[Begin]

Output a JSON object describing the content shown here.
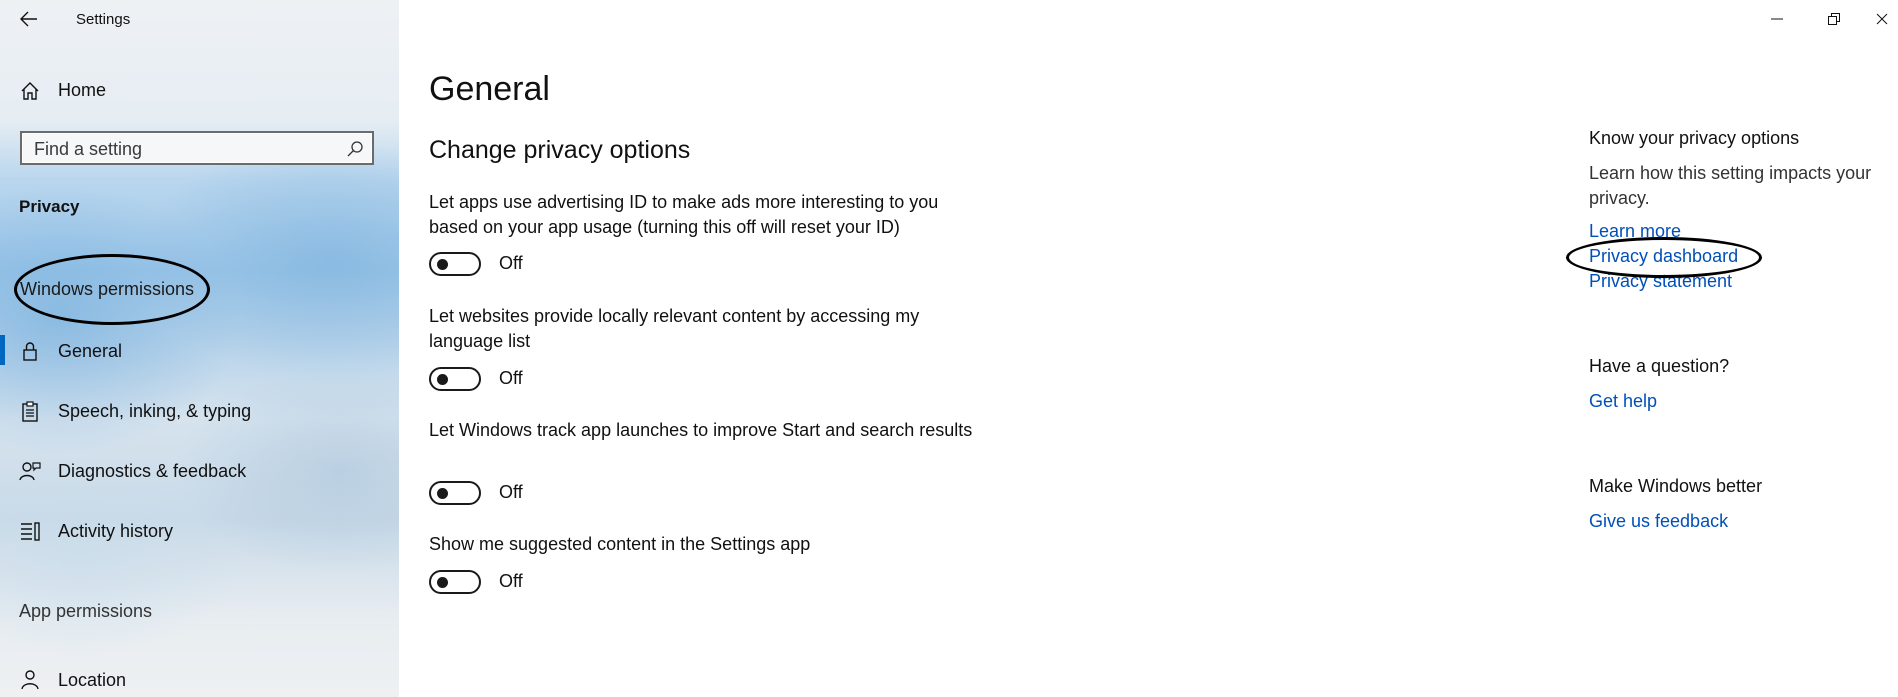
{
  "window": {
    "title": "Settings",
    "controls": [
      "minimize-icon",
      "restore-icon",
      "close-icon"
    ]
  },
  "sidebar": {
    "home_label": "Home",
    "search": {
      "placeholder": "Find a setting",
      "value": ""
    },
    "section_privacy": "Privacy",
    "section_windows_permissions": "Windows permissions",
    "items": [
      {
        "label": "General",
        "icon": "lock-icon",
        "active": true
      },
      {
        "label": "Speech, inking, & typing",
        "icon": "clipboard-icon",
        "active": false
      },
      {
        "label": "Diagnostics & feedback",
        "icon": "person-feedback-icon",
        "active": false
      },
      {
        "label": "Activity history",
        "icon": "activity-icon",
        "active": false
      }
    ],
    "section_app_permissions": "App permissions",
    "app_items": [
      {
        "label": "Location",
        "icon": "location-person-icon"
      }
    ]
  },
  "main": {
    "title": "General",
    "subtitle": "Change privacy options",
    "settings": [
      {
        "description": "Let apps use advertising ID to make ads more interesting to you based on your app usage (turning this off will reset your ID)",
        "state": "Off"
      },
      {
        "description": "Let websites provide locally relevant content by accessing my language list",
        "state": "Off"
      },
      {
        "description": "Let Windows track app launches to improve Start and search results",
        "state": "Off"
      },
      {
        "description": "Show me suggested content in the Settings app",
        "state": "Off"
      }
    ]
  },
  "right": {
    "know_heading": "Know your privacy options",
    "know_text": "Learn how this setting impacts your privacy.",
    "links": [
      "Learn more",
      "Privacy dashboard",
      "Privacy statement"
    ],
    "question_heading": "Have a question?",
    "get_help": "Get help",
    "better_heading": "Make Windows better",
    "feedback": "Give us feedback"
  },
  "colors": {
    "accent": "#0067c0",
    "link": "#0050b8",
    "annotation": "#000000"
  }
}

[End]

Except for the pictures, copy the material above exactly.

**The result**
Output a JSON object describing the content shown here.
{
  "window": {
    "title": "Settings",
    "controls": [
      "minimize-icon",
      "restore-icon",
      "close-icon"
    ]
  },
  "sidebar": {
    "home_label": "Home",
    "search": {
      "placeholder": "Find a setting",
      "value": ""
    },
    "section_privacy": "Privacy",
    "section_windows_permissions": "Windows permissions",
    "items": [
      {
        "label": "General",
        "icon": "lock-icon",
        "active": true
      },
      {
        "label": "Speech, inking, & typing",
        "icon": "clipboard-icon",
        "active": false
      },
      {
        "label": "Diagnostics & feedback",
        "icon": "person-feedback-icon",
        "active": false
      },
      {
        "label": "Activity history",
        "icon": "activity-icon",
        "active": false
      }
    ],
    "section_app_permissions": "App permissions",
    "app_items": [
      {
        "label": "Location",
        "icon": "location-person-icon"
      }
    ]
  },
  "main": {
    "title": "General",
    "subtitle": "Change privacy options",
    "settings": [
      {
        "description": "Let apps use advertising ID to make ads more interesting to you based on your app usage (turning this off will reset your ID)",
        "state": "Off"
      },
      {
        "description": "Let websites provide locally relevant content by accessing my language list",
        "state": "Off"
      },
      {
        "description": "Let Windows track app launches to improve Start and search results",
        "state": "Off"
      },
      {
        "description": "Show me suggested content in the Settings app",
        "state": "Off"
      }
    ]
  },
  "right": {
    "know_heading": "Know your privacy options",
    "know_text": "Learn how this setting impacts your privacy.",
    "links": [
      "Learn more",
      "Privacy dashboard",
      "Privacy statement"
    ],
    "question_heading": "Have a question?",
    "get_help": "Get help",
    "better_heading": "Make Windows better",
    "feedback": "Give us feedback"
  },
  "colors": {
    "accent": "#0067c0",
    "link": "#0050b8",
    "annotation": "#000000"
  }
}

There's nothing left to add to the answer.